* Material for the task
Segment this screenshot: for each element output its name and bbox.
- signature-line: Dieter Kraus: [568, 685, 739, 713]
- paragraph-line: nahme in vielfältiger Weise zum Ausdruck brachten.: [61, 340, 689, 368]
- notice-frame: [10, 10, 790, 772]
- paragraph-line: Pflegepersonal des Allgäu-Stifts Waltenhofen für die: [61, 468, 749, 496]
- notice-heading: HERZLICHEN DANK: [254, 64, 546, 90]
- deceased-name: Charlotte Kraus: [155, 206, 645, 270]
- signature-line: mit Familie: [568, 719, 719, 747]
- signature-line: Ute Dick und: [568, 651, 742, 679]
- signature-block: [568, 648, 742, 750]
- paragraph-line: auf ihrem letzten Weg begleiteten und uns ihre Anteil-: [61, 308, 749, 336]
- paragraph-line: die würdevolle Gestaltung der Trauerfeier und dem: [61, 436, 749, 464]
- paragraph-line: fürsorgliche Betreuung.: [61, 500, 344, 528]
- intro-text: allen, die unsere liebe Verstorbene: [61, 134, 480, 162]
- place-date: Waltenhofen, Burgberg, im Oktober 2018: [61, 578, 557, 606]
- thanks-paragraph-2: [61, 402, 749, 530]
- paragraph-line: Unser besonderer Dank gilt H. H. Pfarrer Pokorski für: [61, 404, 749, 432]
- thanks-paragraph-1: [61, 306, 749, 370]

* Do this
Can you copy every line of the records above, character for character, with nothing changed?

* Response
Segment this screenshot: for each element output its name and bbox.
- signature-line: Dieter Kraus: [568, 685, 739, 713]
- paragraph-line: nahme in vielfältiger Weise zum Ausdruck brachten.: [61, 340, 689, 368]
- notice-frame: [10, 10, 790, 772]
- paragraph-line: Pflegepersonal des Allgäu-Stifts Waltenhofen für die: [61, 468, 749, 496]
- notice-heading: HERZLICHEN DANK: [254, 64, 546, 90]
- deceased-name: Charlotte Kraus: [155, 206, 645, 270]
- signature-line: mit Familie: [568, 719, 719, 747]
- signature-line: Ute Dick und: [568, 651, 742, 679]
- signature-block: [568, 648, 742, 750]
- paragraph-line: auf ihrem letzten Weg begleiteten und uns ihre Anteil-: [61, 308, 749, 336]
- paragraph-line: die würdevolle Gestaltung der Trauerfeier und dem: [61, 436, 749, 464]
- paragraph-line: fürsorgliche Betreuung.: [61, 500, 344, 528]
- intro-text: allen, die unsere liebe Verstorbene: [61, 134, 480, 162]
- place-date: Waltenhofen, Burgberg, im Oktober 2018: [61, 578, 557, 606]
- thanks-paragraph-2: [61, 402, 749, 530]
- paragraph-line: Unser besonderer Dank gilt H. H. Pfarrer Pokorski für: [61, 404, 749, 432]
- thanks-paragraph-1: [61, 306, 749, 370]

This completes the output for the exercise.